SUPPLIED MATERIAL —
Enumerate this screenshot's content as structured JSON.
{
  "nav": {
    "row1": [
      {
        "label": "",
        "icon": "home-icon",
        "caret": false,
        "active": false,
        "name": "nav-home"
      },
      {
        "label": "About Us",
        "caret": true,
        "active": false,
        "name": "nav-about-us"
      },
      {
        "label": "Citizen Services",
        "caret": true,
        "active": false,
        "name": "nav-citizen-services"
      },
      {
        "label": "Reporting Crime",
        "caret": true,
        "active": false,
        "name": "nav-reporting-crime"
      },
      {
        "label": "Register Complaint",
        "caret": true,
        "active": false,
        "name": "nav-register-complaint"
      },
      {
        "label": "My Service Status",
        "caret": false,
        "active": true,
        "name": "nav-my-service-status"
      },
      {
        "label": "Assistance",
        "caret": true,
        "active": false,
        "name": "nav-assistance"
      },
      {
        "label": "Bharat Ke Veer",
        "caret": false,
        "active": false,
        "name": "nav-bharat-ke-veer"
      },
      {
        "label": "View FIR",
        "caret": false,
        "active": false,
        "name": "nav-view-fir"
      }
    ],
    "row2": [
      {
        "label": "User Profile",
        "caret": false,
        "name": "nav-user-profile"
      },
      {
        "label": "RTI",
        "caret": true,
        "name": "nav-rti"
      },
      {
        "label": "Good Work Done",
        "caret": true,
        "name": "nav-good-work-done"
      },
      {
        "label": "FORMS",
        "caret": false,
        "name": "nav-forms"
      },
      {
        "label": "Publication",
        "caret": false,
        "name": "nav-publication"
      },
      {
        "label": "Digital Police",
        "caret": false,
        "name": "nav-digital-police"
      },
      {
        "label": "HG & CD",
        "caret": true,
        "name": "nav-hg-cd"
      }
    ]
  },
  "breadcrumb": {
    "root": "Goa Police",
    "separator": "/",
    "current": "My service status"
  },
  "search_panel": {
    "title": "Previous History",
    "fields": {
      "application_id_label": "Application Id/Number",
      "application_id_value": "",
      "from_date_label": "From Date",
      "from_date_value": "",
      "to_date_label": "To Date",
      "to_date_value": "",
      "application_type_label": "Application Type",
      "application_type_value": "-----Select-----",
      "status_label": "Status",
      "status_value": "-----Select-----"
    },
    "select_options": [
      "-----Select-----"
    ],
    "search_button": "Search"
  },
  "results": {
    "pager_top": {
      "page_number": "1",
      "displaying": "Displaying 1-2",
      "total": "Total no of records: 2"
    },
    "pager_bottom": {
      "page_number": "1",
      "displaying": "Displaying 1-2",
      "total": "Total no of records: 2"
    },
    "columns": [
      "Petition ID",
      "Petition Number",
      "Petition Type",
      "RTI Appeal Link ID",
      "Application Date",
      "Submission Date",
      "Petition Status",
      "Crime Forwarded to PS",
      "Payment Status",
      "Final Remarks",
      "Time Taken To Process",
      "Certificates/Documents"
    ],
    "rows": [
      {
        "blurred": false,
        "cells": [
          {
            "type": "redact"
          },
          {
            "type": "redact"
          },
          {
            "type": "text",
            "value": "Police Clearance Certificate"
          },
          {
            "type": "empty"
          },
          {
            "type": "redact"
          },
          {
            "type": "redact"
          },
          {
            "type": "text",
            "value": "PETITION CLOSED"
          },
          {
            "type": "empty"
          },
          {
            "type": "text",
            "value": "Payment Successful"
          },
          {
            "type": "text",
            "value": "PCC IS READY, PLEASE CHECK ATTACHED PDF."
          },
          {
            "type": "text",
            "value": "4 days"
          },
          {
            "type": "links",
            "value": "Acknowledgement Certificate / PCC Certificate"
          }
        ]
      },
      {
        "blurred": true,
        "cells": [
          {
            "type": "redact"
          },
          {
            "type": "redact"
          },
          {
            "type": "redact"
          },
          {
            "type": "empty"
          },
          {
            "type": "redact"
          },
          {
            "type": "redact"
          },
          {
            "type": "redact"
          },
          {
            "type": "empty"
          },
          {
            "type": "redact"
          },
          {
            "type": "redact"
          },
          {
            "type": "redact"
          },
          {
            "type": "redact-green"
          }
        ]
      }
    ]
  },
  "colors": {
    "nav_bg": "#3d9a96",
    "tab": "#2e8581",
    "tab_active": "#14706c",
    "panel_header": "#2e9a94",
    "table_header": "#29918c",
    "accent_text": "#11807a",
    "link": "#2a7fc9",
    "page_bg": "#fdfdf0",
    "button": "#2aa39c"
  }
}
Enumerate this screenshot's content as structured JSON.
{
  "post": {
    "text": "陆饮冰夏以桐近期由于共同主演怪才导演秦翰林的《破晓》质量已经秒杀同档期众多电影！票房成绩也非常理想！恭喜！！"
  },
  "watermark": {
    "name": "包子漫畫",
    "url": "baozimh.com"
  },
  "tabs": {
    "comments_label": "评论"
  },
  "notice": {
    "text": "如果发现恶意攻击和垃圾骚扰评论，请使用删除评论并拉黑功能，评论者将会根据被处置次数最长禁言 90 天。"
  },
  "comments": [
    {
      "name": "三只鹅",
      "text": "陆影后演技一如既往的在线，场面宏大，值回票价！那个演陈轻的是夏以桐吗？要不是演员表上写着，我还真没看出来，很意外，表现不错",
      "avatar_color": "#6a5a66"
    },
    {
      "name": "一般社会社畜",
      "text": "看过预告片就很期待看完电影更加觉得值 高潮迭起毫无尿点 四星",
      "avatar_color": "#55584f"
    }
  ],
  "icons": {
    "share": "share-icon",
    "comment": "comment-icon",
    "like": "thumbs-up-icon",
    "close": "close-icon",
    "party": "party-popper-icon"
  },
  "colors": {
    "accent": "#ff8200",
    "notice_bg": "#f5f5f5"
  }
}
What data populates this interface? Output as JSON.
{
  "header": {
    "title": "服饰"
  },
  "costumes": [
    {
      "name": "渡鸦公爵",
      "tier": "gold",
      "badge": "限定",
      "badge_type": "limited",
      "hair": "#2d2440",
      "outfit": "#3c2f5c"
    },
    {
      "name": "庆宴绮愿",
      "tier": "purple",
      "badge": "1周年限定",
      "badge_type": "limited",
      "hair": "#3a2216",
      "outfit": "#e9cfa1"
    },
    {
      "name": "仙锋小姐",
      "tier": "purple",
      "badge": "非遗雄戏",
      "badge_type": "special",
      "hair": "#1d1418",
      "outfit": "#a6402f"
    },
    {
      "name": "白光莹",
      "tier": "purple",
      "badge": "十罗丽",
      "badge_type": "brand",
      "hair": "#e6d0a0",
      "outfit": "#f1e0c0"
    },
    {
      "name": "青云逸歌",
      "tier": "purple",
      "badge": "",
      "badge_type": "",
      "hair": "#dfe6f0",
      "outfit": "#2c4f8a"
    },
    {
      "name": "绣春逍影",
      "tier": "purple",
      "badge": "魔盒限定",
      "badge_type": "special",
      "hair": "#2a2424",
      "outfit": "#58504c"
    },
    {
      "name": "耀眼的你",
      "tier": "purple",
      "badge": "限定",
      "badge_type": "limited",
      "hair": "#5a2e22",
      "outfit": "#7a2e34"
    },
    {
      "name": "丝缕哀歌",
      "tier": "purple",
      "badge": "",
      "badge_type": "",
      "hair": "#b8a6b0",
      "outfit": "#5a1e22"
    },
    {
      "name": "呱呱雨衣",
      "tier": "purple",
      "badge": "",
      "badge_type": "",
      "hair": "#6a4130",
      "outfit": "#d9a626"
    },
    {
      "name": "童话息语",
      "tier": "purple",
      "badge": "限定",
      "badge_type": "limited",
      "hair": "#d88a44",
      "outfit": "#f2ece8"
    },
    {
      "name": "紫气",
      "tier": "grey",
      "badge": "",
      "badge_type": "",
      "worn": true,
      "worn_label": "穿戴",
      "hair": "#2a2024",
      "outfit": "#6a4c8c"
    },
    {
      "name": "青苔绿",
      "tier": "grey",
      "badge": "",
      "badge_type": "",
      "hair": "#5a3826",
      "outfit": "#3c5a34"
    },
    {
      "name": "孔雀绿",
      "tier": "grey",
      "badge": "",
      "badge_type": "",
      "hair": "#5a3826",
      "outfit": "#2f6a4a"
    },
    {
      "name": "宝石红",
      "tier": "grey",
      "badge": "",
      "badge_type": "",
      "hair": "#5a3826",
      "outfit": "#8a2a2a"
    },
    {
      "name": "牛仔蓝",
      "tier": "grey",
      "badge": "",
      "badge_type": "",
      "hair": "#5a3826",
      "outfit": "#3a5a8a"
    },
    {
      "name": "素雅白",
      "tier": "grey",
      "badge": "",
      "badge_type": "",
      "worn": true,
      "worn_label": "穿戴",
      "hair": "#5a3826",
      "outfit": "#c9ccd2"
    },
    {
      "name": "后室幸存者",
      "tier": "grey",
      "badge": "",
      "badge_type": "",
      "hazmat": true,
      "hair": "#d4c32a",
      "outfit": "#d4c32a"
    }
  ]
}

INSTRUCTIONS FOR THE TASK — From the data above, work out how many lines hold "Payment". Answer with the number alone.

TASK ANSWER — 2